To be done:
Write out only the lines from the line that holds "What data populates" to the end of the listing below, inclusive, with the pictures omitted.

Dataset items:

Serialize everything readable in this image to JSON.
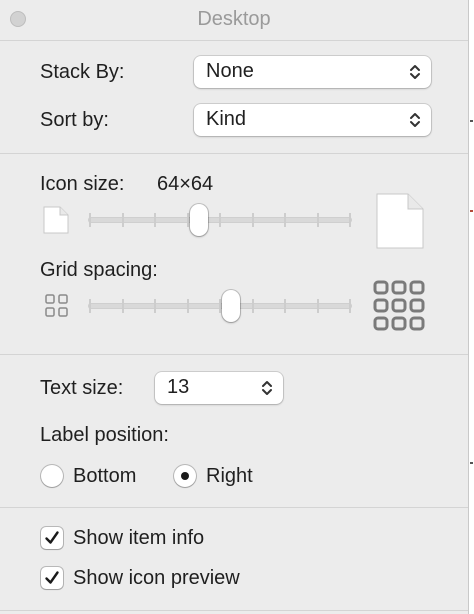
{
  "window": {
    "title": "Desktop"
  },
  "stack_by": {
    "label": "Stack By:",
    "value": "None"
  },
  "sort_by": {
    "label": "Sort by:",
    "value": "Kind"
  },
  "icon_size": {
    "label": "Icon size:",
    "value": "64×64",
    "slider_fraction": 0.42
  },
  "grid_spacing": {
    "label": "Grid spacing:",
    "slider_fraction": 0.54
  },
  "text_size": {
    "label": "Text size:",
    "value": "13"
  },
  "label_position": {
    "label": "Label position:",
    "options": [
      "Bottom",
      "Right"
    ],
    "selected": "Right"
  },
  "checkboxes": [
    {
      "label": "Show item info",
      "checked": true
    },
    {
      "label": "Show icon preview",
      "checked": true
    }
  ],
  "icons": {
    "small_doc": "small-document-icon",
    "large_doc": "large-document-icon",
    "small_grid": "small-grid-icon",
    "large_grid": "large-grid-icon"
  }
}
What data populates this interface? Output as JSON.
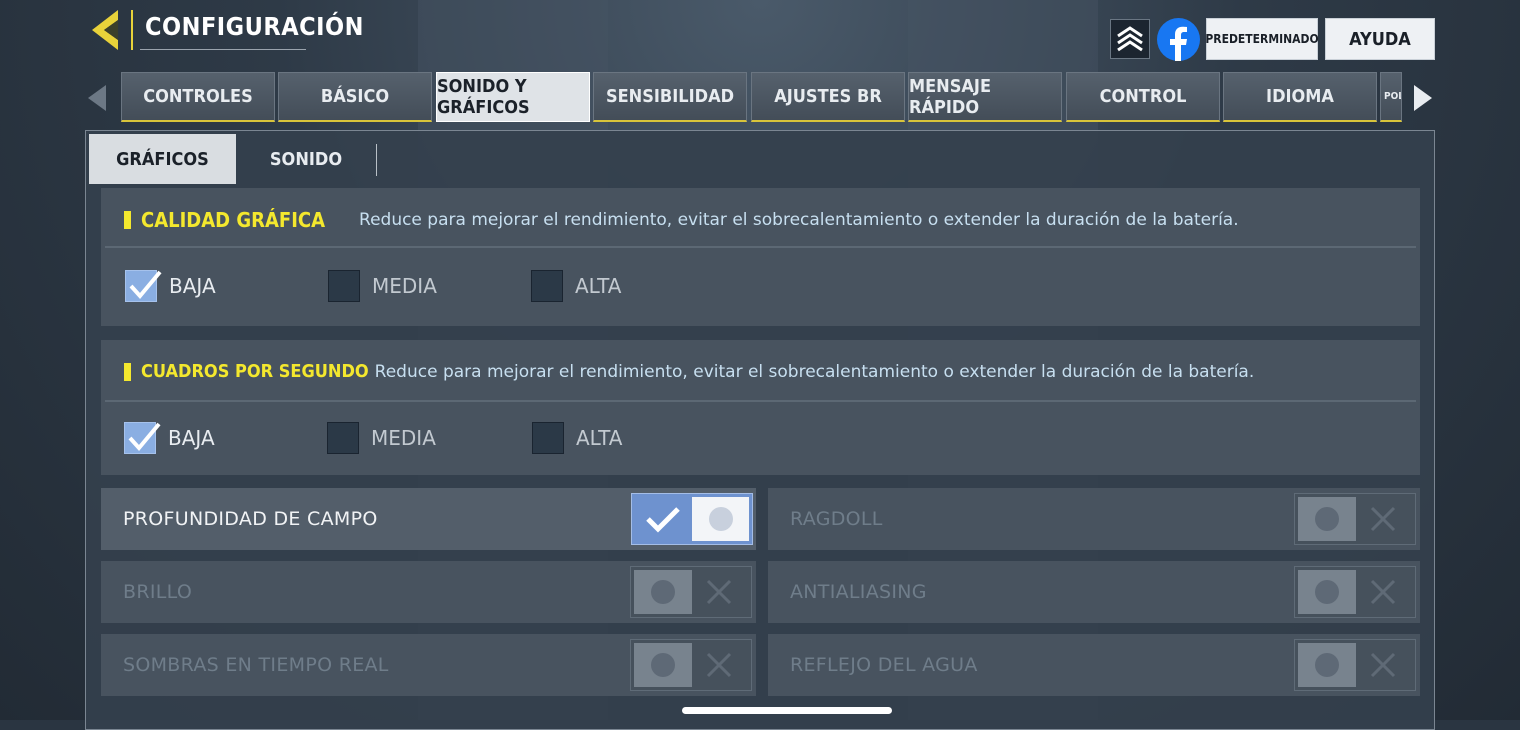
{
  "header": {
    "title": "CONFIGURACIÓN",
    "default_button": "PREDETERMINADO",
    "help_button": "AYUDA"
  },
  "tabs": [
    {
      "label": "CONTROLES"
    },
    {
      "label": "BÁSICO"
    },
    {
      "label": "SONIDO Y GRÁFICOS",
      "active": true
    },
    {
      "label": "SENSIBILIDAD"
    },
    {
      "label": "AJUSTES BR"
    },
    {
      "label": "MENSAJE RÁPIDO"
    },
    {
      "label": "CONTROL"
    },
    {
      "label": "IDIOMA"
    },
    {
      "label": "POLÍ"
    }
  ],
  "sub_tabs": [
    {
      "label": "GRÁFICOS",
      "active": true
    },
    {
      "label": "SONIDO"
    }
  ],
  "sections": [
    {
      "title": "CALIDAD GRÁFICA",
      "description": "Reduce para mejorar el rendimiento, evitar el sobrecalentamiento o extender la duración de la batería.",
      "options": [
        {
          "label": "BAJA",
          "checked": true
        },
        {
          "label": "MEDIA",
          "checked": false
        },
        {
          "label": "ALTA",
          "checked": false
        }
      ]
    },
    {
      "title": "CUADROS POR SEGUNDO",
      "description": "Reduce para mejorar el rendimiento, evitar el sobrecalentamiento o extender la duración de la batería.",
      "options": [
        {
          "label": "BAJA",
          "checked": true
        },
        {
          "label": "MEDIA",
          "checked": false
        },
        {
          "label": "ALTA",
          "checked": false
        }
      ]
    }
  ],
  "toggles": [
    {
      "label": "PROFUNDIDAD DE CAMPO",
      "on": true
    },
    {
      "label": "RAGDOLL",
      "on": false
    },
    {
      "label": "BRILLO",
      "on": false
    },
    {
      "label": "ANTIALIASING",
      "on": false
    },
    {
      "label": "SOMBRAS EN TIEMPO REAL",
      "on": false
    },
    {
      "label": "REFLEJO DEL AGUA",
      "on": false
    }
  ],
  "colors": {
    "accent_yellow": "#f4e82e",
    "toggle_on": "#6e92cf",
    "checkbox_checked": "#8aaee2",
    "description_text": "#c7dff0"
  },
  "icons": {
    "back": "back-arrow-icon",
    "rank": "rank-chevrons-icon",
    "facebook": "facebook-icon"
  }
}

Task output:
What data populates this interface? Output as JSON.
{
  "header": {
    "title": "CONFIGURACIÓN",
    "default_button": "PREDETERMINADO",
    "help_button": "AYUDA"
  },
  "tabs": [
    {
      "label": "CONTROLES"
    },
    {
      "label": "BÁSICO"
    },
    {
      "label": "SONIDO Y GRÁFICOS",
      "active": true
    },
    {
      "label": "SENSIBILIDAD"
    },
    {
      "label": "AJUSTES BR"
    },
    {
      "label": "MENSAJE RÁPIDO"
    },
    {
      "label": "CONTROL"
    },
    {
      "label": "IDIOMA"
    },
    {
      "label": "POLÍ"
    }
  ],
  "sub_tabs": [
    {
      "label": "GRÁFICOS",
      "active": true
    },
    {
      "label": "SONIDO"
    }
  ],
  "sections": [
    {
      "title": "CALIDAD GRÁFICA",
      "description": "Reduce para mejorar el rendimiento, evitar el sobrecalentamiento o extender la duración de la batería.",
      "options": [
        {
          "label": "BAJA",
          "checked": true
        },
        {
          "label": "MEDIA",
          "checked": false
        },
        {
          "label": "ALTA",
          "checked": false
        }
      ]
    },
    {
      "title": "CUADROS POR SEGUNDO",
      "description": "Reduce para mejorar el rendimiento, evitar el sobrecalentamiento o extender la duración de la batería.",
      "options": [
        {
          "label": "BAJA",
          "checked": true
        },
        {
          "label": "MEDIA",
          "checked": false
        },
        {
          "label": "ALTA",
          "checked": false
        }
      ]
    }
  ],
  "toggles": [
    {
      "label": "PROFUNDIDAD DE CAMPO",
      "on": true
    },
    {
      "label": "RAGDOLL",
      "on": false
    },
    {
      "label": "BRILLO",
      "on": false
    },
    {
      "label": "ANTIALIASING",
      "on": false
    },
    {
      "label": "SOMBRAS EN TIEMPO REAL",
      "on": false
    },
    {
      "label": "REFLEJO DEL AGUA",
      "on": false
    }
  ],
  "colors": {
    "accent_yellow": "#f4e82e",
    "toggle_on": "#6e92cf",
    "checkbox_checked": "#8aaee2",
    "description_text": "#c7dff0"
  },
  "icons": {
    "back": "back-arrow-icon",
    "rank": "rank-chevrons-icon",
    "facebook": "facebook-icon"
  }
}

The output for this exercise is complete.